• _What you are asked to do_
Identify all lines in the data containing the string "ylabel". Copy them out.
--- Input material ---
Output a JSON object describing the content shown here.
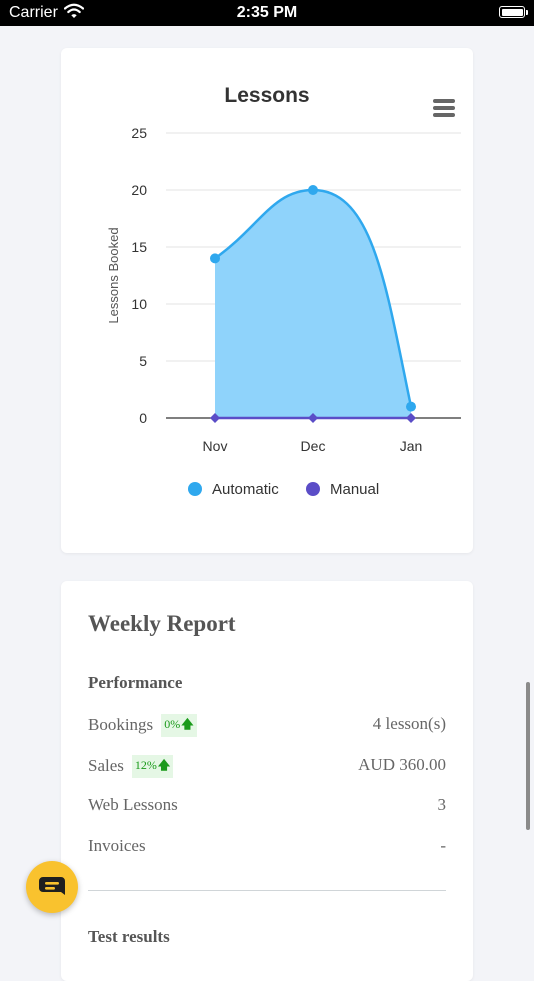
{
  "status_bar": {
    "carrier": "Carrier",
    "time": "2:35 PM"
  },
  "chart_card": {
    "menu_icon": "hamburger-menu-icon",
    "chart_data": {
      "type": "area",
      "title": "Lessons",
      "xlabel": "",
      "ylabel": "Lessons Booked",
      "categories": [
        "Nov",
        "Dec",
        "Jan"
      ],
      "ylim": [
        0,
        25
      ],
      "yticks": [
        "0",
        "5",
        "10",
        "15",
        "20",
        "25"
      ],
      "grid": true,
      "legend": "bottom",
      "series": [
        {
          "name": "Automatic",
          "values": [
            14,
            20,
            1
          ],
          "color": "#2fa8ee",
          "fill": "#8fd3fb",
          "marker": "circle"
        },
        {
          "name": "Manual",
          "values": [
            0,
            0,
            0
          ],
          "color": "#5b4dc7",
          "marker": "diamond"
        }
      ]
    }
  },
  "report": {
    "title": "Weekly Report",
    "performance_title": "Performance",
    "rows": [
      {
        "label": "Bookings",
        "badge": "0%",
        "value": "4 lesson(s)"
      },
      {
        "label": "Sales",
        "badge": "12%",
        "value": "AUD 360.00"
      },
      {
        "label": "Web Lessons",
        "value": "3"
      },
      {
        "label": "Invoices",
        "value": "-"
      }
    ],
    "test_results_title": "Test results",
    "badge_arrow_icon": "arrow-up-icon",
    "badge_color": "#1a9a1a"
  },
  "chat_button": {
    "icon": "chat-bubble-icon",
    "color": "#f9c22e"
  }
}
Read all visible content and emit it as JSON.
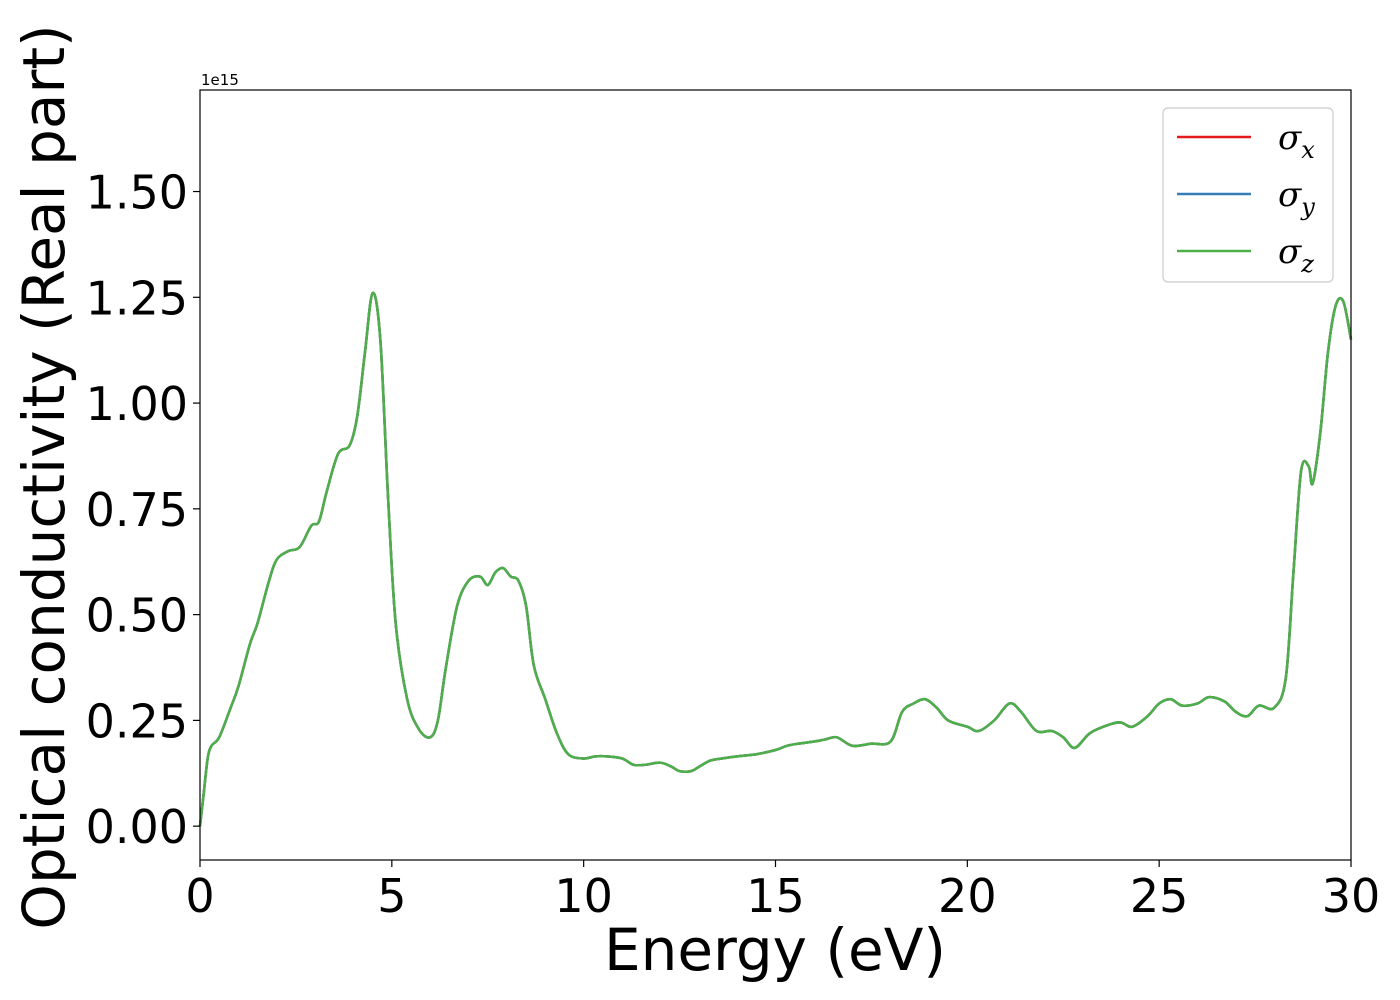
{
  "chart_data": {
    "type": "line",
    "title": "",
    "xlabel": "Energy (eV)",
    "ylabel": "Optical conductivity (Real part)",
    "y_offset_label": "1e15",
    "xlim": [
      0,
      30
    ],
    "ylim": [
      -0.08,
      1.74
    ],
    "x_ticks": [
      0,
      5,
      10,
      15,
      20,
      25,
      30
    ],
    "x_tick_labels": [
      "0",
      "5",
      "10",
      "15",
      "20",
      "25",
      "30"
    ],
    "y_ticks": [
      0.0,
      0.25,
      0.5,
      0.75,
      1.0,
      1.25,
      1.5
    ],
    "y_tick_labels": [
      "0.00",
      "0.25",
      "0.50",
      "0.75",
      "1.00",
      "1.25",
      "1.50"
    ],
    "grid": false,
    "legend_position": "top-right",
    "series": [
      {
        "name": "σx",
        "symbol": "σ",
        "subscript": "x",
        "color": "#e41a1c",
        "x": [
          0,
          0.1,
          0.2,
          0.3,
          0.5,
          0.8,
          1.0,
          1.3,
          1.5,
          1.8,
          2.0,
          2.3,
          2.6,
          2.9,
          3.1,
          3.3,
          3.6,
          3.9,
          4.1,
          4.3,
          4.5,
          4.7,
          4.9,
          5.1,
          5.4,
          5.7,
          6.0,
          6.2,
          6.4,
          6.7,
          7.0,
          7.3,
          7.5,
          7.7,
          7.9,
          8.1,
          8.3,
          8.5,
          8.7,
          9.0,
          9.3,
          9.6,
          10.0,
          10.3,
          10.6,
          11.0,
          11.3,
          11.6,
          12.0,
          12.3,
          12.5,
          12.8,
          13.0,
          13.3,
          13.6,
          14.0,
          14.5,
          15.0,
          15.3,
          15.6,
          16.0,
          16.3,
          16.6,
          17.0,
          17.5,
          18.0,
          18.3,
          18.6,
          18.9,
          19.2,
          19.5,
          20.0,
          20.3,
          20.7,
          21.1,
          21.4,
          21.8,
          22.2,
          22.5,
          22.8,
          23.2,
          23.7,
          24.0,
          24.3,
          24.7,
          25.0,
          25.3,
          25.6,
          26.0,
          26.3,
          26.7,
          27.0,
          27.3,
          27.6,
          28.0,
          28.3,
          28.5,
          28.7,
          28.9,
          29.0,
          29.2,
          29.4,
          29.6,
          29.8,
          30.0
        ],
        "y": [
          0.0,
          0.08,
          0.16,
          0.19,
          0.21,
          0.28,
          0.33,
          0.43,
          0.48,
          0.58,
          0.63,
          0.65,
          0.66,
          0.71,
          0.72,
          0.79,
          0.88,
          0.9,
          0.97,
          1.12,
          1.26,
          1.15,
          0.78,
          0.48,
          0.3,
          0.23,
          0.21,
          0.25,
          0.37,
          0.52,
          0.58,
          0.59,
          0.57,
          0.6,
          0.61,
          0.59,
          0.58,
          0.52,
          0.38,
          0.3,
          0.22,
          0.17,
          0.16,
          0.165,
          0.165,
          0.16,
          0.145,
          0.145,
          0.15,
          0.14,
          0.13,
          0.13,
          0.14,
          0.155,
          0.16,
          0.165,
          0.17,
          0.18,
          0.19,
          0.195,
          0.2,
          0.205,
          0.21,
          0.19,
          0.195,
          0.2,
          0.27,
          0.29,
          0.3,
          0.28,
          0.25,
          0.235,
          0.225,
          0.25,
          0.29,
          0.27,
          0.225,
          0.225,
          0.21,
          0.185,
          0.22,
          0.24,
          0.245,
          0.235,
          0.26,
          0.29,
          0.3,
          0.285,
          0.29,
          0.305,
          0.295,
          0.27,
          0.26,
          0.285,
          0.28,
          0.35,
          0.6,
          0.84,
          0.85,
          0.81,
          0.93,
          1.12,
          1.23,
          1.24,
          1.15
        ]
      },
      {
        "name": "σy",
        "symbol": "σ",
        "subscript": "y",
        "color": "#377eb8",
        "x": [
          0,
          0.1,
          0.2,
          0.3,
          0.5,
          0.8,
          1.0,
          1.3,
          1.5,
          1.8,
          2.0,
          2.3,
          2.6,
          2.9,
          3.1,
          3.3,
          3.6,
          3.9,
          4.1,
          4.3,
          4.5,
          4.7,
          4.9,
          5.1,
          5.4,
          5.7,
          6.0,
          6.2,
          6.4,
          6.7,
          7.0,
          7.3,
          7.5,
          7.7,
          7.9,
          8.1,
          8.3,
          8.5,
          8.7,
          9.0,
          9.3,
          9.6,
          10.0,
          10.3,
          10.6,
          11.0,
          11.3,
          11.6,
          12.0,
          12.3,
          12.5,
          12.8,
          13.0,
          13.3,
          13.6,
          14.0,
          14.5,
          15.0,
          15.3,
          15.6,
          16.0,
          16.3,
          16.6,
          17.0,
          17.5,
          18.0,
          18.3,
          18.6,
          18.9,
          19.2,
          19.5,
          20.0,
          20.3,
          20.7,
          21.1,
          21.4,
          21.8,
          22.2,
          22.5,
          22.8,
          23.2,
          23.7,
          24.0,
          24.3,
          24.7,
          25.0,
          25.3,
          25.6,
          26.0,
          26.3,
          26.7,
          27.0,
          27.3,
          27.6,
          28.0,
          28.3,
          28.5,
          28.7,
          28.9,
          29.0,
          29.2,
          29.4,
          29.6,
          29.8,
          30.0
        ],
        "y": [
          0.0,
          0.08,
          0.16,
          0.19,
          0.21,
          0.28,
          0.33,
          0.43,
          0.48,
          0.58,
          0.63,
          0.65,
          0.66,
          0.71,
          0.72,
          0.79,
          0.88,
          0.9,
          0.97,
          1.12,
          1.26,
          1.15,
          0.78,
          0.48,
          0.3,
          0.23,
          0.21,
          0.25,
          0.37,
          0.52,
          0.58,
          0.59,
          0.57,
          0.6,
          0.61,
          0.59,
          0.58,
          0.52,
          0.38,
          0.3,
          0.22,
          0.17,
          0.16,
          0.165,
          0.165,
          0.16,
          0.145,
          0.145,
          0.15,
          0.14,
          0.13,
          0.13,
          0.14,
          0.155,
          0.16,
          0.165,
          0.17,
          0.18,
          0.19,
          0.195,
          0.2,
          0.205,
          0.21,
          0.19,
          0.195,
          0.2,
          0.27,
          0.29,
          0.3,
          0.28,
          0.25,
          0.235,
          0.225,
          0.25,
          0.29,
          0.27,
          0.225,
          0.225,
          0.21,
          0.185,
          0.22,
          0.24,
          0.245,
          0.235,
          0.26,
          0.29,
          0.3,
          0.285,
          0.29,
          0.305,
          0.295,
          0.27,
          0.26,
          0.285,
          0.28,
          0.35,
          0.6,
          0.84,
          0.85,
          0.81,
          0.93,
          1.12,
          1.23,
          1.24,
          1.15
        ]
      },
      {
        "name": "σz",
        "symbol": "σ",
        "subscript": "z",
        "color": "#4daf4a",
        "x": [
          0,
          0.1,
          0.2,
          0.3,
          0.5,
          0.8,
          1.0,
          1.3,
          1.5,
          1.8,
          2.0,
          2.3,
          2.6,
          2.9,
          3.1,
          3.3,
          3.6,
          3.9,
          4.1,
          4.3,
          4.5,
          4.7,
          4.9,
          5.1,
          5.4,
          5.7,
          6.0,
          6.2,
          6.4,
          6.7,
          7.0,
          7.3,
          7.5,
          7.7,
          7.9,
          8.1,
          8.3,
          8.5,
          8.7,
          9.0,
          9.3,
          9.6,
          10.0,
          10.3,
          10.6,
          11.0,
          11.3,
          11.6,
          12.0,
          12.3,
          12.5,
          12.8,
          13.0,
          13.3,
          13.6,
          14.0,
          14.5,
          15.0,
          15.3,
          15.6,
          16.0,
          16.3,
          16.6,
          17.0,
          17.5,
          18.0,
          18.3,
          18.6,
          18.9,
          19.2,
          19.5,
          20.0,
          20.3,
          20.7,
          21.1,
          21.4,
          21.8,
          22.2,
          22.5,
          22.8,
          23.2,
          23.7,
          24.0,
          24.3,
          24.7,
          25.0,
          25.3,
          25.6,
          26.0,
          26.3,
          26.7,
          27.0,
          27.3,
          27.6,
          28.0,
          28.3,
          28.5,
          28.7,
          28.9,
          29.0,
          29.2,
          29.4,
          29.6,
          29.8,
          30.0
        ],
        "y": [
          0.0,
          0.08,
          0.16,
          0.19,
          0.21,
          0.28,
          0.33,
          0.43,
          0.48,
          0.58,
          0.63,
          0.65,
          0.66,
          0.71,
          0.72,
          0.79,
          0.88,
          0.9,
          0.97,
          1.12,
          1.26,
          1.15,
          0.78,
          0.48,
          0.3,
          0.23,
          0.21,
          0.25,
          0.37,
          0.52,
          0.58,
          0.59,
          0.57,
          0.6,
          0.61,
          0.59,
          0.58,
          0.52,
          0.38,
          0.3,
          0.22,
          0.17,
          0.16,
          0.165,
          0.165,
          0.16,
          0.145,
          0.145,
          0.15,
          0.14,
          0.13,
          0.13,
          0.14,
          0.155,
          0.16,
          0.165,
          0.17,
          0.18,
          0.19,
          0.195,
          0.2,
          0.205,
          0.21,
          0.19,
          0.195,
          0.2,
          0.27,
          0.29,
          0.3,
          0.28,
          0.25,
          0.235,
          0.225,
          0.25,
          0.29,
          0.27,
          0.225,
          0.225,
          0.21,
          0.185,
          0.22,
          0.24,
          0.245,
          0.235,
          0.26,
          0.29,
          0.3,
          0.285,
          0.29,
          0.305,
          0.295,
          0.27,
          0.26,
          0.285,
          0.28,
          0.35,
          0.6,
          0.84,
          0.85,
          0.81,
          0.93,
          1.12,
          1.23,
          1.24,
          1.15
        ]
      }
    ]
  }
}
---
• _Problem solution_
      "ylabel": "Lessons Booked",
    "ylabel": "Optical conductivity (Real part)",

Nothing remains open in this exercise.